##### DATA TO USE #####

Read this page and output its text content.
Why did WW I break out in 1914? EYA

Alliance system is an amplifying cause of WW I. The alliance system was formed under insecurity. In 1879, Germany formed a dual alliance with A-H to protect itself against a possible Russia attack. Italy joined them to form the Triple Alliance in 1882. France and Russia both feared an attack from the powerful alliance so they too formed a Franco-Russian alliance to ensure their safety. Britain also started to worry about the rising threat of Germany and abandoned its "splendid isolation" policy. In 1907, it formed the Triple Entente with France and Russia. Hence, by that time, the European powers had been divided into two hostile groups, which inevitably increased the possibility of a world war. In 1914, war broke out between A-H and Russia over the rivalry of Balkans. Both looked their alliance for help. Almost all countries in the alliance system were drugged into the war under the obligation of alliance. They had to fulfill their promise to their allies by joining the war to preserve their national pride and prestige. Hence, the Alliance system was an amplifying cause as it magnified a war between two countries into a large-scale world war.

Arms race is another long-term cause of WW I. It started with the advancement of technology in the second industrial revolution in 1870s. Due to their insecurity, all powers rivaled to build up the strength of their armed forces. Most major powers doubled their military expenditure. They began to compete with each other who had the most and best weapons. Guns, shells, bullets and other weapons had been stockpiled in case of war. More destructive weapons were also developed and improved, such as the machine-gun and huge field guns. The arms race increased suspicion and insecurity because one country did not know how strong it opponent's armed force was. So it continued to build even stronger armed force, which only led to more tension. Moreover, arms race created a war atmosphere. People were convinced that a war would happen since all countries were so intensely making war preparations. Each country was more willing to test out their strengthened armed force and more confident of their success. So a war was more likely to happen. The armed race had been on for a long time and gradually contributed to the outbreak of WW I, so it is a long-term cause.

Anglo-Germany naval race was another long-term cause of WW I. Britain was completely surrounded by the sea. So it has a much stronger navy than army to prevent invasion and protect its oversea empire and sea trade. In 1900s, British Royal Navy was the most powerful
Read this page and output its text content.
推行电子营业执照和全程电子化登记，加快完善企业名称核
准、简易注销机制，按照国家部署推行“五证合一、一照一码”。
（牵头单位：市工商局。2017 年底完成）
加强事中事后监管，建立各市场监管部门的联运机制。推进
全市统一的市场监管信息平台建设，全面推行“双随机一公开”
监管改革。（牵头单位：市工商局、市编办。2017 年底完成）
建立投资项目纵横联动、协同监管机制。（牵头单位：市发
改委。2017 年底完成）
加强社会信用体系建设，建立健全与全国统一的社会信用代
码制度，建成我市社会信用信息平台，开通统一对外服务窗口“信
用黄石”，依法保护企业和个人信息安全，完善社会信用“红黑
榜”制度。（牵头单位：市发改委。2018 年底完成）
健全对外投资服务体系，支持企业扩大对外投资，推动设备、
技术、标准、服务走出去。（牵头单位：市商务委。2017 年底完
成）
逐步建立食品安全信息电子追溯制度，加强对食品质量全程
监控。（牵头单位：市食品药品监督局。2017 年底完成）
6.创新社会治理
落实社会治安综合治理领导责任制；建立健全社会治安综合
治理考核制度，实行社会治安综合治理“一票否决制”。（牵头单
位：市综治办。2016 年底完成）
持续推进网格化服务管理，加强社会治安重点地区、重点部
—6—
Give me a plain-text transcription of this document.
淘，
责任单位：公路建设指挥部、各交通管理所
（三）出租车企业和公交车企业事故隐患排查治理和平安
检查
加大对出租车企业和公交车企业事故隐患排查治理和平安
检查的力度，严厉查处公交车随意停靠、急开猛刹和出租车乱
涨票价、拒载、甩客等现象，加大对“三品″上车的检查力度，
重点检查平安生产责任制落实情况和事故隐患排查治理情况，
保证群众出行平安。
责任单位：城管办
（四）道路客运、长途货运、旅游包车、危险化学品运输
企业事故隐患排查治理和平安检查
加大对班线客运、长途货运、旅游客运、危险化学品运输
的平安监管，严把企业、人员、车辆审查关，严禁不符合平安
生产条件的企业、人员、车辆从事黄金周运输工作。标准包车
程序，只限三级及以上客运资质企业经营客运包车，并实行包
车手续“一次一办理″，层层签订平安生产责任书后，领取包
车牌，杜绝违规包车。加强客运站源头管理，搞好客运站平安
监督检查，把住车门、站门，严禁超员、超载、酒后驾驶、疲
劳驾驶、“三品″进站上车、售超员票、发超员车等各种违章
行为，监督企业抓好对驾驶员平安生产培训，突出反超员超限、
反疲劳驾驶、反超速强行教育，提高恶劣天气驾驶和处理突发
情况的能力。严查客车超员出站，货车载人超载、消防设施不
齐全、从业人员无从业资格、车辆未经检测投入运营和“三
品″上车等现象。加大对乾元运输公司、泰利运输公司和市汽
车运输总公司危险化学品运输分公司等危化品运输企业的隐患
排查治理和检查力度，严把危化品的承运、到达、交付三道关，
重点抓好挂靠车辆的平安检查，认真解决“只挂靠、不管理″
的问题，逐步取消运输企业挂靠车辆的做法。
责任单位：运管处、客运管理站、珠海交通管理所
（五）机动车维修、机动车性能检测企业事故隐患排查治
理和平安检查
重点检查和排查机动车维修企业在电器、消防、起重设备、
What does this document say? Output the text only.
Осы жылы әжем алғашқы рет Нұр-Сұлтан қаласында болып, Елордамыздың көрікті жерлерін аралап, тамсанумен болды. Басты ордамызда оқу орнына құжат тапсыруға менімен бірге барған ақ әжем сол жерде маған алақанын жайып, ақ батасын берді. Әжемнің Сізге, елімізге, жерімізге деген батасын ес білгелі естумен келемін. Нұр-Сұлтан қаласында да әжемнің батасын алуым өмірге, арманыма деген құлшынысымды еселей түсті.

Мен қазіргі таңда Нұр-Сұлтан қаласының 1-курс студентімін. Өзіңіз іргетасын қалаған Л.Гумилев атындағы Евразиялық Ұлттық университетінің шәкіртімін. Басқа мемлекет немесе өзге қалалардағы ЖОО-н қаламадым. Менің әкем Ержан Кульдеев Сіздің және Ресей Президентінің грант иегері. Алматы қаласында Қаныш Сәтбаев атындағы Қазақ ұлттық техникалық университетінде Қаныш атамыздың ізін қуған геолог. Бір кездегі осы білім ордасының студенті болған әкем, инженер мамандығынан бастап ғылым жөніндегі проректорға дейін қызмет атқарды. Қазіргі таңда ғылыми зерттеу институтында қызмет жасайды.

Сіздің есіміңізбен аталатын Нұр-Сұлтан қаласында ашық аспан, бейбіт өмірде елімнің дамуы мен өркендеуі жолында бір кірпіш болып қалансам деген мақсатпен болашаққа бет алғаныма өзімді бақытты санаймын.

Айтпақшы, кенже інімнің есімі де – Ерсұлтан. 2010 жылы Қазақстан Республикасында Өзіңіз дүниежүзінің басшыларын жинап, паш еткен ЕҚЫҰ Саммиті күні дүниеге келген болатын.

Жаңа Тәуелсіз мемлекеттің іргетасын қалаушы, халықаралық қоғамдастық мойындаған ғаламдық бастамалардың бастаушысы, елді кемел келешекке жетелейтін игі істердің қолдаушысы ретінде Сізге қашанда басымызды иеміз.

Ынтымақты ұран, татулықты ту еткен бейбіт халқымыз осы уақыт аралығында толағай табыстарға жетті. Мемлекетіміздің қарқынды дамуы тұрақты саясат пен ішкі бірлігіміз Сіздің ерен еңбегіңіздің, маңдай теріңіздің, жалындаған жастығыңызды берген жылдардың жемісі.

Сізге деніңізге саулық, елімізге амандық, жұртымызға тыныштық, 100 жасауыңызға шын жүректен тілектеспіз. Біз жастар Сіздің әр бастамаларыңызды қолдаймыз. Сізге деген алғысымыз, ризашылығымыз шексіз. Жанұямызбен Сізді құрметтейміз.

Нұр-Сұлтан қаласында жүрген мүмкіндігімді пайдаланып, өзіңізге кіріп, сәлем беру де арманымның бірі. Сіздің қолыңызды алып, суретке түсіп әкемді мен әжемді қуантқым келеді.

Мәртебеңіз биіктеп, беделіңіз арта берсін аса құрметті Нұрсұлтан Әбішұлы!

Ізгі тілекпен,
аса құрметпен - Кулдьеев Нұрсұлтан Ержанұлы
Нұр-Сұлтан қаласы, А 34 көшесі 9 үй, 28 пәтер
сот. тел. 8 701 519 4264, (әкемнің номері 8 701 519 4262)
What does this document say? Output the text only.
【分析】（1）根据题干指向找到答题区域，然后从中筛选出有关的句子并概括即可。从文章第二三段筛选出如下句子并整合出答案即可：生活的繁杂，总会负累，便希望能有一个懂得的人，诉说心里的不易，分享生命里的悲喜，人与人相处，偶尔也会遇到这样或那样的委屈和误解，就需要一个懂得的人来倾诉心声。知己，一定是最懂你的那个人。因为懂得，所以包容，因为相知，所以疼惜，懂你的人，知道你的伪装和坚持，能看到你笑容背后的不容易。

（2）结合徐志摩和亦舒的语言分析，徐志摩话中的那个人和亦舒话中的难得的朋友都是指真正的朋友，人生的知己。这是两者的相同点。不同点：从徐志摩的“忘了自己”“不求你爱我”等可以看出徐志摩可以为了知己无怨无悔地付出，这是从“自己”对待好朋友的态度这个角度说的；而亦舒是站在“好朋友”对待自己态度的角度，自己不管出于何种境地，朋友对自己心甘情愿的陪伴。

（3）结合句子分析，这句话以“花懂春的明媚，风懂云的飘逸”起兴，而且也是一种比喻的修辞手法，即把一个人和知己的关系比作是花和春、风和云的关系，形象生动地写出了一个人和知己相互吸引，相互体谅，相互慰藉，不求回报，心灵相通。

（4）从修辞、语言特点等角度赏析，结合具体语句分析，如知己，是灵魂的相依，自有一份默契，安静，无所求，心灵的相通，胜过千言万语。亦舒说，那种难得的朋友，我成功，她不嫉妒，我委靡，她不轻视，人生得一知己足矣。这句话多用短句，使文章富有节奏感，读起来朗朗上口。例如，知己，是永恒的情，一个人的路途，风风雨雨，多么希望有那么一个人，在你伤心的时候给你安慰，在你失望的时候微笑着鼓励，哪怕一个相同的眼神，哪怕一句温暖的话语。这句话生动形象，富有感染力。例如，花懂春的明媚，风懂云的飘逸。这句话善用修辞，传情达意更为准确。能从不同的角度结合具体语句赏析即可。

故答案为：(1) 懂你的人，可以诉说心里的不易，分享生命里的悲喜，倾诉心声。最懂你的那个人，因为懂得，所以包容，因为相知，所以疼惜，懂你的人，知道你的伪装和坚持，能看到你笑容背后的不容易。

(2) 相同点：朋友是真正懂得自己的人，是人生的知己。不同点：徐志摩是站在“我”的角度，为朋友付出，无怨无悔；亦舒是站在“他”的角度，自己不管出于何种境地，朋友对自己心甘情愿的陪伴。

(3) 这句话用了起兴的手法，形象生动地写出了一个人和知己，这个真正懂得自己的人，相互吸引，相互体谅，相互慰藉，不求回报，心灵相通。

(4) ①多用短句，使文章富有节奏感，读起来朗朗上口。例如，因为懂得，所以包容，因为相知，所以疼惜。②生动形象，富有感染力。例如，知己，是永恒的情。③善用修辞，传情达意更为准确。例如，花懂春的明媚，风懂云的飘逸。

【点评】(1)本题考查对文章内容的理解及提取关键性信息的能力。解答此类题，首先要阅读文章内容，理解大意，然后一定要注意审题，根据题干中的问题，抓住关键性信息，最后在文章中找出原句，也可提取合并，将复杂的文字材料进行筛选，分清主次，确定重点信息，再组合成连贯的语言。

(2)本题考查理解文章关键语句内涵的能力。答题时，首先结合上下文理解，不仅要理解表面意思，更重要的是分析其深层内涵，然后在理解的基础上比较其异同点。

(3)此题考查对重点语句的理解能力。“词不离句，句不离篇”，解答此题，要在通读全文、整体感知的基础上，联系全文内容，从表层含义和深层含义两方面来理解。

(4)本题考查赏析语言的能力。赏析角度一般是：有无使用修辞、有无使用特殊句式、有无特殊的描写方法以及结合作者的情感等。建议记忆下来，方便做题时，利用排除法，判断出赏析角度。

#####

WHAT IS REQUIRED:
What is the number of lines in the records that contain "еткен"? Give that number only.

WRITTEN RESPONSE:
2